-- START OF Records for the task --
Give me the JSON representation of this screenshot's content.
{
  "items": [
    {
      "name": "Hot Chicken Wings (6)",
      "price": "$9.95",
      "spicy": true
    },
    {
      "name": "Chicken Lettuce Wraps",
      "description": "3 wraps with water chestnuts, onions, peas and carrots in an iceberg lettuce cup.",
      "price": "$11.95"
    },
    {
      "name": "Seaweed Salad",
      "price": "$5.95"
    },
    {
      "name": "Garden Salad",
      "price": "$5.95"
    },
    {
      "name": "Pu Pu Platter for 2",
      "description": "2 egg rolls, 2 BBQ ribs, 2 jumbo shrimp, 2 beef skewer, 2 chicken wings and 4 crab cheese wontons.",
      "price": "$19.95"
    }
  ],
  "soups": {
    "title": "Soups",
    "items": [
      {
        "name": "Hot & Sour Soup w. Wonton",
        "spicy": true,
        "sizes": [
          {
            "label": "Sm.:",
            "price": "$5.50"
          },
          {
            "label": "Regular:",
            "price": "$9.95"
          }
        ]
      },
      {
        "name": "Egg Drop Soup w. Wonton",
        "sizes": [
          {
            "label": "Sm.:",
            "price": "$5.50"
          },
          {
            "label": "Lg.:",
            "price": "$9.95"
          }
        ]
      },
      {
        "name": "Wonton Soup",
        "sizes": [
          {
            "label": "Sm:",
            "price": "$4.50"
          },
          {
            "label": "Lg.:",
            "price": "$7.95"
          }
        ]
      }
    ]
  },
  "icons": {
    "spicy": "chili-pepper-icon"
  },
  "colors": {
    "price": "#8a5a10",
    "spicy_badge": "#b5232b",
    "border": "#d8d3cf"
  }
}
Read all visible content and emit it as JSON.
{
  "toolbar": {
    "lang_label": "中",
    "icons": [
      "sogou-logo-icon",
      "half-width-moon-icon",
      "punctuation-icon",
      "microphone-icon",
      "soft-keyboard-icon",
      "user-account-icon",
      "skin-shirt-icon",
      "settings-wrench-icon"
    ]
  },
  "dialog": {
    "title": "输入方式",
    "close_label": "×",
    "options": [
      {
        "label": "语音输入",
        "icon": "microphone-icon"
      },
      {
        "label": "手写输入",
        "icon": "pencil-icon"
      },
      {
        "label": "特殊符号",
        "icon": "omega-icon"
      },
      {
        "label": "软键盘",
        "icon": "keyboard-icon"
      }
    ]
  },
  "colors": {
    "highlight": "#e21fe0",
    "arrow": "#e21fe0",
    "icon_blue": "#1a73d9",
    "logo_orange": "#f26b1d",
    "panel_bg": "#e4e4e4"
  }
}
-- END OF Records for the task --
*Task statement*:
Pull every line holding "keyboard" out of the records.

*Exercise result*:
      "soft-keyboard-icon",
        "icon": "keyboard-icon"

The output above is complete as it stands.